Your objective:
Please count the lines in the listing that contain the string "outer", treating uppercase and lowercase as different. Reply with the number alone.

[Stored dataset items]
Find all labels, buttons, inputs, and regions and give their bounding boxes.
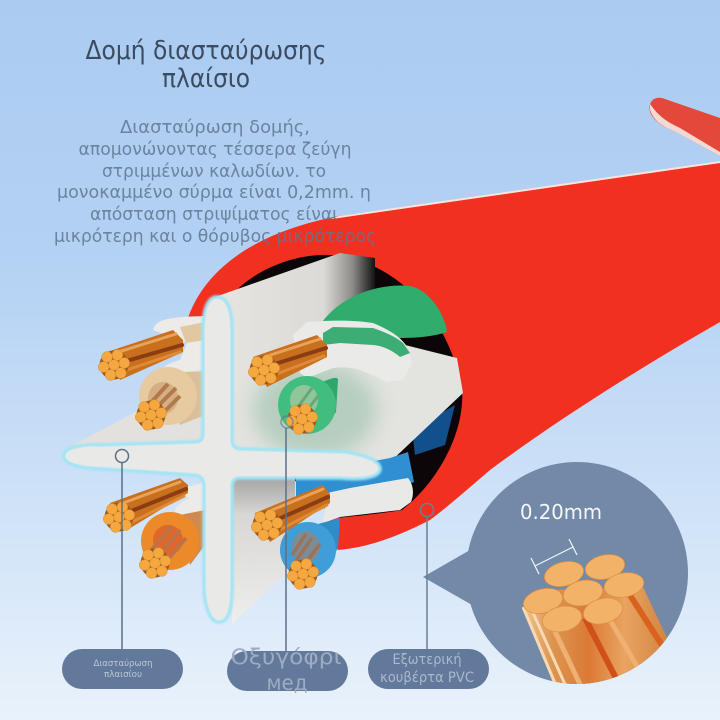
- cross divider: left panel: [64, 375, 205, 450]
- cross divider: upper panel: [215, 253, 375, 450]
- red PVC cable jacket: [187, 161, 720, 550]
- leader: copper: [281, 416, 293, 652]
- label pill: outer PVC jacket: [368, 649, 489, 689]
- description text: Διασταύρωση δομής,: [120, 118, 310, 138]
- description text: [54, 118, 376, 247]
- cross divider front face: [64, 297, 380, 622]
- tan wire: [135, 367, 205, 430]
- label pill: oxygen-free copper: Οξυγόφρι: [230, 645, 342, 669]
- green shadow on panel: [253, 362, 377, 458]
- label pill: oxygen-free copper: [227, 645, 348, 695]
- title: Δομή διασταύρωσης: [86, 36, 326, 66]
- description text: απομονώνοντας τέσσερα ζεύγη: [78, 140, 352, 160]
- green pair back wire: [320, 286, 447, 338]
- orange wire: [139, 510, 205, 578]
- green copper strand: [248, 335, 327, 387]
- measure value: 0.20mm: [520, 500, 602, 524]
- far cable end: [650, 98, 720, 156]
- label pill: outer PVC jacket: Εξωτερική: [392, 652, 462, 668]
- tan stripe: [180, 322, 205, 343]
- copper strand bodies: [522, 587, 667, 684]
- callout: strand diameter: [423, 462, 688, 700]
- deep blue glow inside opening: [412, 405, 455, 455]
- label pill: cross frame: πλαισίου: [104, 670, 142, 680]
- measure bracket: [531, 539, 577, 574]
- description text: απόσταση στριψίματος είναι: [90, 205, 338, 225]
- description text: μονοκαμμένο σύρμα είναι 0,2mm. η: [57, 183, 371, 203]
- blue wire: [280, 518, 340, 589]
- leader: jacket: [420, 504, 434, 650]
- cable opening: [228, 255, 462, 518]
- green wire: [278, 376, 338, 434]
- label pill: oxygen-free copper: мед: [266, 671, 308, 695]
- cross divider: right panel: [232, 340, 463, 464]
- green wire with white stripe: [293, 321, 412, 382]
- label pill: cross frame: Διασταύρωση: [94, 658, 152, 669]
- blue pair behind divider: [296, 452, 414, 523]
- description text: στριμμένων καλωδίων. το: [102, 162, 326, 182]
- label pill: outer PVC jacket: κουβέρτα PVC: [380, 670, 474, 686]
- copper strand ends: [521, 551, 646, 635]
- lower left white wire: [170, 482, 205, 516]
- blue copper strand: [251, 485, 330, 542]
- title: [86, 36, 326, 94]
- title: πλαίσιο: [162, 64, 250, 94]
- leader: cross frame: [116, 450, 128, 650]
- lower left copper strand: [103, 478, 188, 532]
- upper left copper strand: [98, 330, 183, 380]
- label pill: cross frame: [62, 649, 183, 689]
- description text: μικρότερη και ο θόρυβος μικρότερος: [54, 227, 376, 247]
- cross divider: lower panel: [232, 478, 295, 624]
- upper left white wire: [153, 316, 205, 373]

Output below:
3